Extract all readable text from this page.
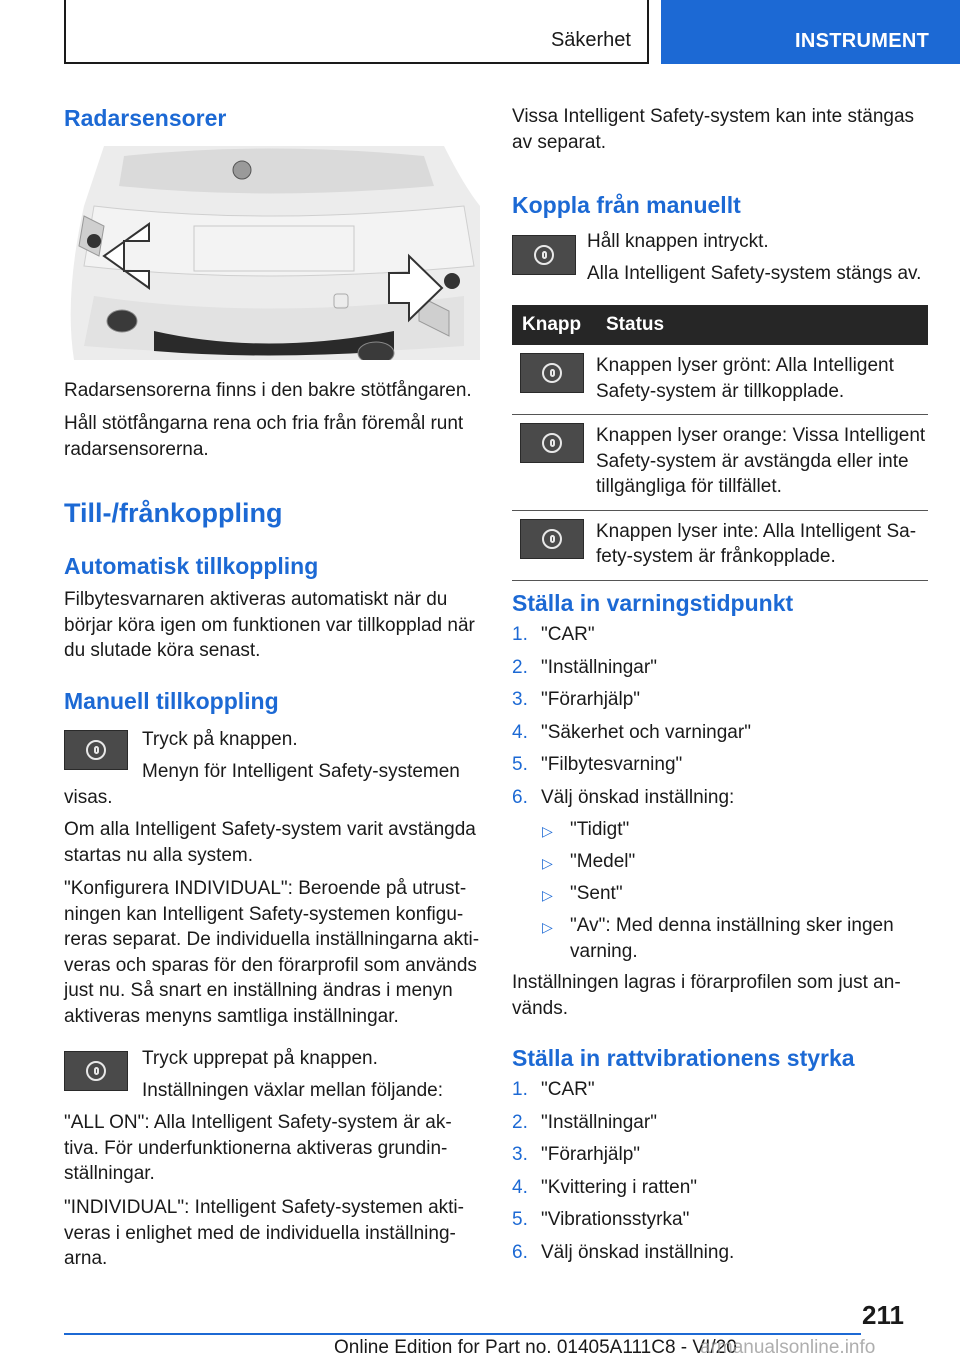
Säkerhet	INSTRUMENT
Radarsensorer
Radarsensorerna finns i den bakre stötfångaren.
Håll stötfångarna rena och fria från föremål runt radarsensorerna.
Till-/frånkoppling
Automatisk tillkoppling
Filbytesvarnaren aktiveras automatiskt när du börjar köra igen om funktionen var tillkopplad när du slutade köra senast.
Manuell tillkoppling
Tryck på knappen.
Menyn för Intelligent Safety-systemen visas.
Om alla Intelligent Safety-system varit avstängda startas nu alla system.
"Konfigurera INDIVIDUAL": Beroende på utrustningen kan Intelligent Safety-systemen konfigureras separat. De individuella inställningarna aktiveras och sparas för den förarprofil som används just nu. Så snart en inställning ändras i menyn aktiveras menyns samtliga inställningar.
Tryck upprepat på knappen.
Inställningen växlar mellan följande:
"ALL ON": Alla Intelligent Safety-system är aktiva. För underfunktionerna aktiveras grundinställningar.
"INDIVIDUAL": Intelligent Safety-systemen aktiveras i enlighet med de individuella inställningarna.
Vissa Intelligent Safety-system kan inte stängas av separat.
Koppla från manuellt
Håll knappen intryckt.
Alla Intelligent Safety-system stängs av.
Knapp	Status

	Knappen lyser grönt: Alla Intelligent Safety-system är tillkopplade.

	Knappen lyser orange: Vissa Intelligent Safety-system är avstängda eller inte tillgängliga för tillfället.

	Knappen lyser inte: Alla Intelligent Safety-system är frånkopplade.
Ställa in varningstidpunkt
1. "CAR"
2. "Inställningar"
3. "Förarhjälp"
4. "Säkerhet och varningar"
5. "Filbytesvarning"
6. Välj önskad inställning:
▷ "Tidigt"
▷ "Medel"
▷ "Sent"
▷ "Av": Med denna inställning sker ingen varning.
Inställningen lagras i förarprofilen som just används.
Ställa in rattvibrationens styrka
1. "CAR"
2. "Inställningar"
3. "Förarhjälp"
4. "Kvittering i ratten"
5. "Vibrationsstyrka"
6. Välj önskad inställning.
211
Online Edition for Part no. 01405A111C8 - VI/20
armanualsonline.info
****************
Find all lines holding the string "Välj" and copy them.

#### Solution to this exercise:
6. Välj önskad inställning:
6. Välj önskad inställning.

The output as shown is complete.